_PROBLEM DETAILS:_
Extract each line holding the word "высших" from the entries.
====== INPUT DATA
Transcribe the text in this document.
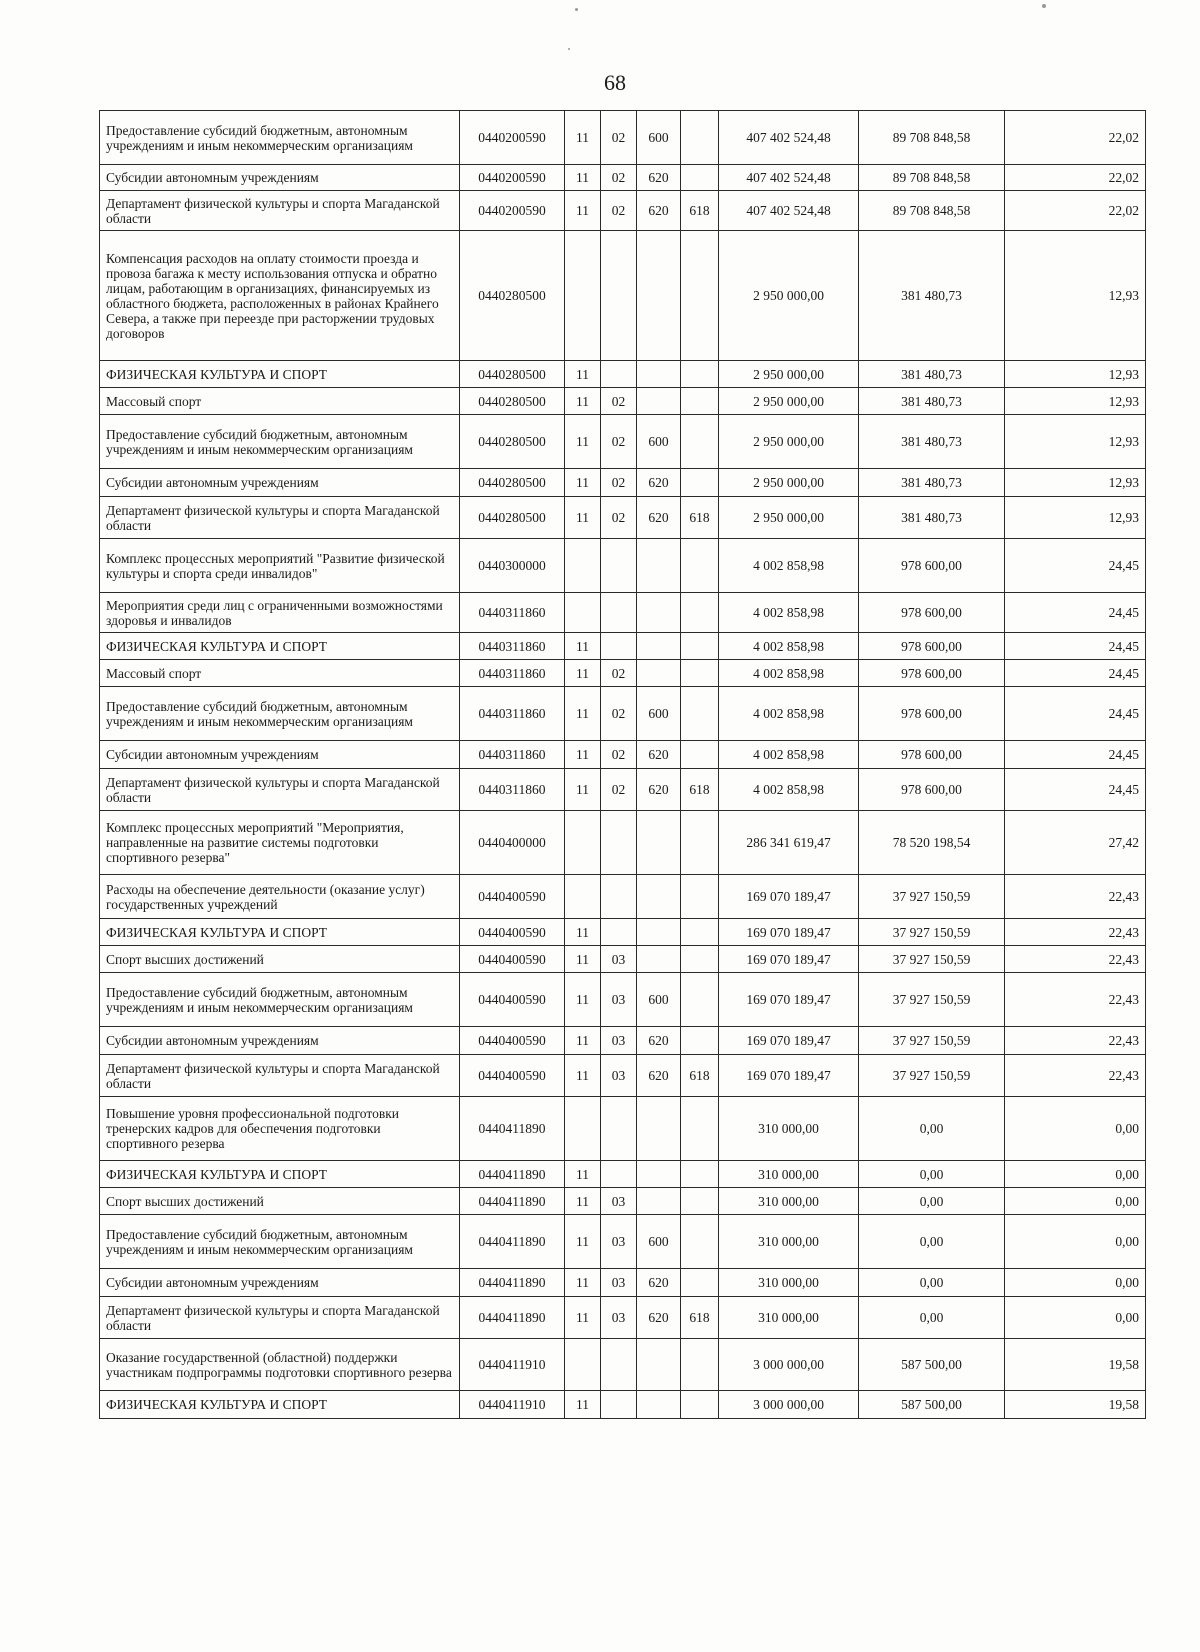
68
Предоставление субсидий бюджетным, автономным учреждениям и иным некоммерческим организациям	0440200590	11	02	600		407 402 524,48	89 708 848,58	22,02
Субсидии автономным учреждениям	0440200590	11	02	620		407 402 524,48	89 708 848,58	22,02
Департамент физической культуры и спорта Магаданской области	0440200590	11	02	620	618	407 402 524,48	89 708 848,58	22,02
Компенсация расходов на оплату стоимости проезда и провоза багажа к месту использования отпуска и обратно лицам, работающим в организациях, финансируемых из областного бюджета, расположенных в районах Крайнего Севера, а также при переезде при расторжении трудовых договоров	0440280500					2 950 000,00	381 480,73	12,93
ФИЗИЧЕСКАЯ КУЛЬТУРА И СПОРТ	0440280500	11				2 950 000,00	381 480,73	12,93
Массовый спорт	0440280500	11	02			2 950 000,00	381 480,73	12,93
Предоставление субсидий бюджетным, автономным учреждениям и иным некоммерческим организациям	0440280500	11	02	600		2 950 000,00	381 480,73	12,93
Субсидии автономным учреждениям	0440280500	11	02	620		2 950 000,00	381 480,73	12,93
Департамент физической культуры и спорта Магаданской области	0440280500	11	02	620	618	2 950 000,00	381 480,73	12,93
Комплекс процессных мероприятий "Развитие физической культуры и спорта среди инвалидов"	0440300000					4 002 858,98	978 600,00	24,45
Мероприятия среди лиц с ограниченными возможностями здоровья и инвалидов	0440311860					4 002 858,98	978 600,00	24,45
ФИЗИЧЕСКАЯ КУЛЬТУРА И СПОРТ	0440311860	11				4 002 858,98	978 600,00	24,45
Массовый спорт	0440311860	11	02			4 002 858,98	978 600,00	24,45
Предоставление субсидий бюджетным, автономным учреждениям и иным некоммерческим организациям	0440311860	11	02	600		4 002 858,98	978 600,00	24,45
Субсидии автономным учреждениям	0440311860	11	02	620		4 002 858,98	978 600,00	24,45
Департамент физической культуры и спорта Магаданской области	0440311860	11	02	620	618	4 002 858,98	978 600,00	24,45
Комплекс процессных мероприятий "Мероприятия, направленные на развитие системы подготовки спортивного резерва"	0440400000					286 341 619,47	78 520 198,54	27,42
Расходы на обеспечение деятельности (оказание услуг) государственных учреждений	0440400590					169 070 189,47	37 927 150,59	22,43
ФИЗИЧЕСКАЯ КУЛЬТУРА И СПОРТ	0440400590	11				169 070 189,47	37 927 150,59	22,43
Спорт высших достижений	0440400590	11	03			169 070 189,47	37 927 150,59	22,43
Предоставление субсидий бюджетным, автономным учреждениям и иным некоммерческим организациям	0440400590	11	03	600		169 070 189,47	37 927 150,59	22,43
Субсидии автономным учреждениям	0440400590	11	03	620		169 070 189,47	37 927 150,59	22,43
Департамент физической культуры и спорта Магаданской области	0440400590	11	03	620	618	169 070 189,47	37 927 150,59	22,43
Повышение уровня профессиональной подготовки тренерских кадров для обеспечения подготовки спортивного резерва	0440411890					310 000,00	0,00	0,00
ФИЗИЧЕСКАЯ КУЛЬТУРА И СПОРТ	0440411890	11				310 000,00	0,00	0,00
Спорт высших достижений	0440411890	11	03			310 000,00	0,00	0,00
Предоставление субсидий бюджетным, автономным учреждениям и иным некоммерческим организациям	0440411890	11	03	600		310 000,00	0,00	0,00
Субсидии автономным учреждениям	0440411890	11	03	620		310 000,00	0,00	0,00
Департамент физической культуры и спорта Магаданской области	0440411890	11	03	620	618	310 000,00	0,00	0,00
Оказание государственной (областной) поддержки участникам подпрограммы подготовки спортивного резерва	0440411910					3 000 000,00	587 500,00	19,58
ФИЗИЧЕСКАЯ КУЛЬТУРА И СПОРТ	0440411910	11				3 000 000,00	587 500,00	19,58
============
_EXERCISE RESULT:_
Спорт высших достижений	0440400590	11	03			169 070 189,47	37 927 150,59	22,43
Спорт высших достижений	0440411890	11	03			310 000,00	0,00	0,00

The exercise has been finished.